§ Goal of the exercise: Go through the material below and copy all lines with "допомогти".

□ □ □

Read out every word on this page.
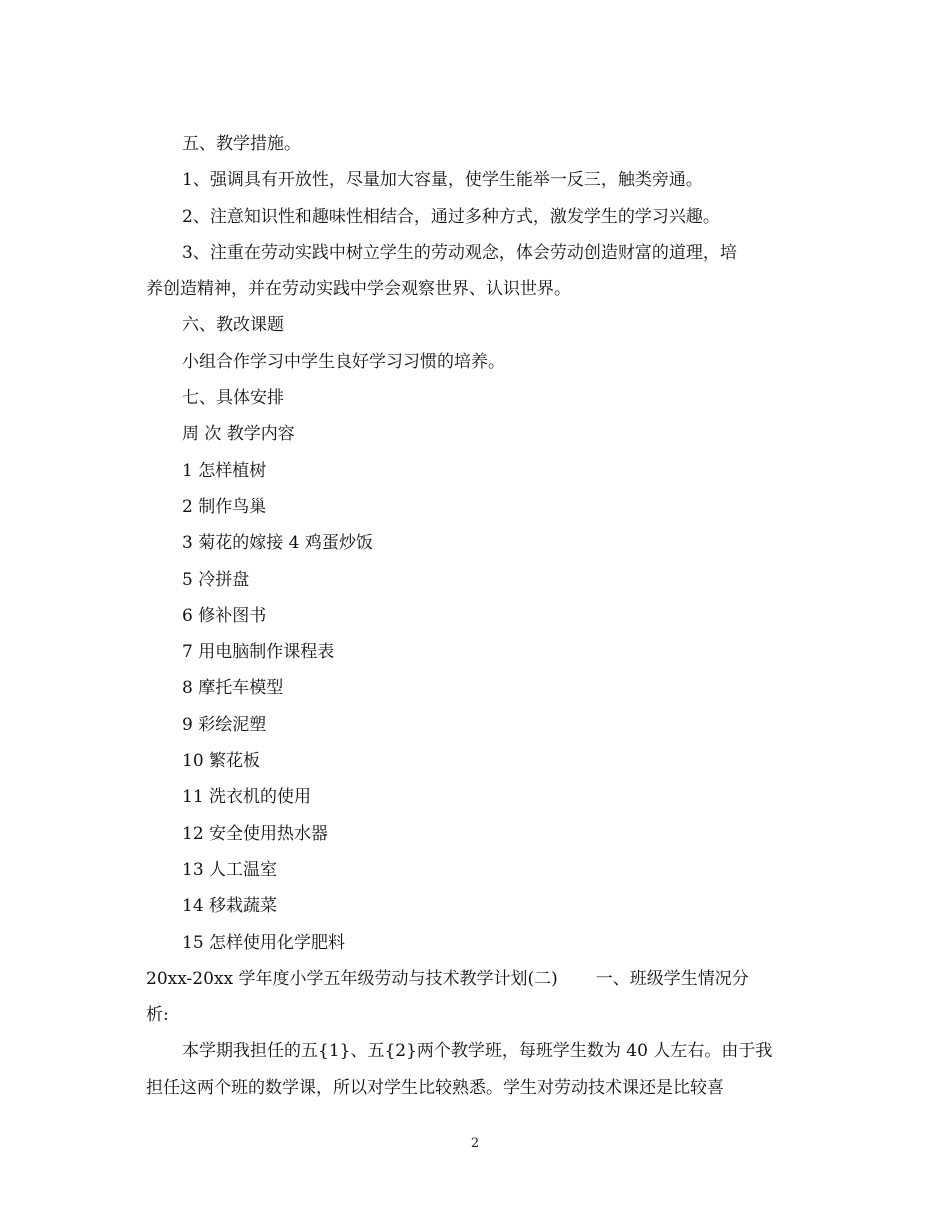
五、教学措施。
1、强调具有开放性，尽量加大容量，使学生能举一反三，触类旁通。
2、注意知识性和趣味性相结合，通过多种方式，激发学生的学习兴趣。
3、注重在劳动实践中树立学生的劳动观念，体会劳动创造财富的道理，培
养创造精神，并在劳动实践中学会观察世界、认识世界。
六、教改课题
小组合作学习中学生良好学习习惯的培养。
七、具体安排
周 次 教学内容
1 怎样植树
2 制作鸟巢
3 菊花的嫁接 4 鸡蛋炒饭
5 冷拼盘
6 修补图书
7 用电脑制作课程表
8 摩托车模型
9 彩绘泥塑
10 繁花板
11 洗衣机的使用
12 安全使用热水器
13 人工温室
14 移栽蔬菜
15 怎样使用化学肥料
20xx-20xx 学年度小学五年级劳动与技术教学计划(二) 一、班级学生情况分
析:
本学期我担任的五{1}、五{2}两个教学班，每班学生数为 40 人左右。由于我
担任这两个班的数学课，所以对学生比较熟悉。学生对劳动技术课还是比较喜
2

□ □ □

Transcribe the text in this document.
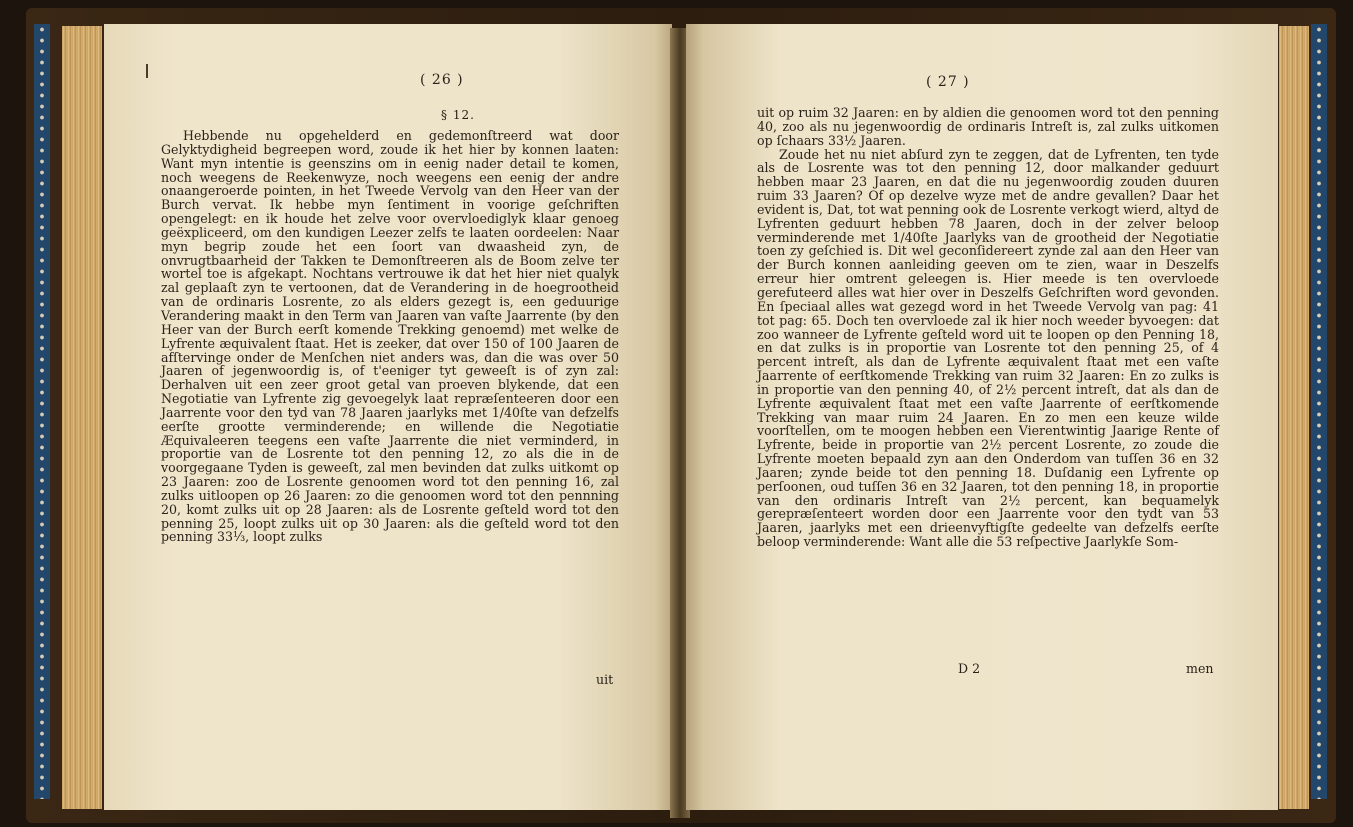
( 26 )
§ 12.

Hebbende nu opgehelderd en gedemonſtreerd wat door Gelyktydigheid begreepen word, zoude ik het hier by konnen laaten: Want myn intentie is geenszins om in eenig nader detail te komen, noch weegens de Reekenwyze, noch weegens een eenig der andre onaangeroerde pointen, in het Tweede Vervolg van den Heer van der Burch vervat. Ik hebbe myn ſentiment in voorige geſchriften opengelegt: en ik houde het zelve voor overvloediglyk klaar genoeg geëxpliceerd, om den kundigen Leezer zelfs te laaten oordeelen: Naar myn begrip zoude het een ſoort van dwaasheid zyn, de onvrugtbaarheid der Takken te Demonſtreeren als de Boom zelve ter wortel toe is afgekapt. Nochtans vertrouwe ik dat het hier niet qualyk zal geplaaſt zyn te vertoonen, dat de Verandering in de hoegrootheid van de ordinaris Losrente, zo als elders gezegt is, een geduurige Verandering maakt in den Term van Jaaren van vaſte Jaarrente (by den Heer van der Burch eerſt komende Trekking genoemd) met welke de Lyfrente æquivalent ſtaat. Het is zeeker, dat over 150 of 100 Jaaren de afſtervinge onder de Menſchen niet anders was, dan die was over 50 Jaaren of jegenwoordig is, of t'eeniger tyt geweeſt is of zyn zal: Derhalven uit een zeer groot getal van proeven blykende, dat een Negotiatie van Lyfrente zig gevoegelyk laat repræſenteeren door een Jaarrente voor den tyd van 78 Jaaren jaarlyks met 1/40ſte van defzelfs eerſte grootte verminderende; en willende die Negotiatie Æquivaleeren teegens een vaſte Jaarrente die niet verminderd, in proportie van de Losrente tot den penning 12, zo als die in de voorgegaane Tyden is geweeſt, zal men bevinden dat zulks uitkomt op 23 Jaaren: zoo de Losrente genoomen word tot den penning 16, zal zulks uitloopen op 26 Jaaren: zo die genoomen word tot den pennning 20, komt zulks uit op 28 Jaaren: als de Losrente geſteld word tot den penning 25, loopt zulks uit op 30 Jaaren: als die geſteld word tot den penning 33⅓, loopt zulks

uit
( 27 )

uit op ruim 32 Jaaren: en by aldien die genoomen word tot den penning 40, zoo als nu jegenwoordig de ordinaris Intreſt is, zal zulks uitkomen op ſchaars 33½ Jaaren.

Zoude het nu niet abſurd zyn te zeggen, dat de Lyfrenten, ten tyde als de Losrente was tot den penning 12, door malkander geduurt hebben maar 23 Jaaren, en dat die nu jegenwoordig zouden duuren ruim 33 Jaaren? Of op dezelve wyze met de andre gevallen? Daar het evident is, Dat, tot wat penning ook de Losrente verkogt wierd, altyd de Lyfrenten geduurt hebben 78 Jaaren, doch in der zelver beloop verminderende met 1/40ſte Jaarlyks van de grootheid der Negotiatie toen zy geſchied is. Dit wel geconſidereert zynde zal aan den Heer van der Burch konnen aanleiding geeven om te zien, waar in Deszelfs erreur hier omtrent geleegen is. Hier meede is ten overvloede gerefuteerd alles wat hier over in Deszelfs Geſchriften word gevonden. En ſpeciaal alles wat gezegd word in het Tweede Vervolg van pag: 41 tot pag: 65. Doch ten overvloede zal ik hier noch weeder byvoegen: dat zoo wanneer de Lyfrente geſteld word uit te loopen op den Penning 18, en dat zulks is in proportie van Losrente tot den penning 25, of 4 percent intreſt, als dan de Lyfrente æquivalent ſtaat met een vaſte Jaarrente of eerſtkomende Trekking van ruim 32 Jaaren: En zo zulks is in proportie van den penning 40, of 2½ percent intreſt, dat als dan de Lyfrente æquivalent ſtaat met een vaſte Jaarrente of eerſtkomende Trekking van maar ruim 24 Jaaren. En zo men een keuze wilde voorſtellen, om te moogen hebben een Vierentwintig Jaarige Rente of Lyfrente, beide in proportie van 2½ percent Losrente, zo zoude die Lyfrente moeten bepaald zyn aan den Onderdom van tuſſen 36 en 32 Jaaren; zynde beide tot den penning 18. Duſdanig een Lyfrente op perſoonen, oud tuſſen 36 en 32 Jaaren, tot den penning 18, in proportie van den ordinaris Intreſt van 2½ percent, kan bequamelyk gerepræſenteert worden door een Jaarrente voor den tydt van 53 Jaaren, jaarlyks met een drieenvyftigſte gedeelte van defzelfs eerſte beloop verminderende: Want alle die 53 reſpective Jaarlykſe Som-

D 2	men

□ □ □

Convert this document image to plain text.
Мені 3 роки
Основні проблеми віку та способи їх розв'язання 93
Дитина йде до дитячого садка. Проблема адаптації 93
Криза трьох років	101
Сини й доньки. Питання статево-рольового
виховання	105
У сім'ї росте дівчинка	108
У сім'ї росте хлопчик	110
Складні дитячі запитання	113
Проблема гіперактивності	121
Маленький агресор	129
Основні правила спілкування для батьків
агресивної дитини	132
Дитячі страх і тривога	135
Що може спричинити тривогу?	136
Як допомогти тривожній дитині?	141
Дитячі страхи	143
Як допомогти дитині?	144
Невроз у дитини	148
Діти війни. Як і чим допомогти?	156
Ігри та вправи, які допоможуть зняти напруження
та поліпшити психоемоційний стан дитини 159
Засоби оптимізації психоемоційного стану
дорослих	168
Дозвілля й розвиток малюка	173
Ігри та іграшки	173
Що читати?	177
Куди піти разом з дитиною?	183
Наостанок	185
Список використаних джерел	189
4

□ □ □

§ Result for this exercise:
Як допомогти тривожній дитині?	141
Як допомогти дитині?	144
Діти війни. Як і чим допомогти?	156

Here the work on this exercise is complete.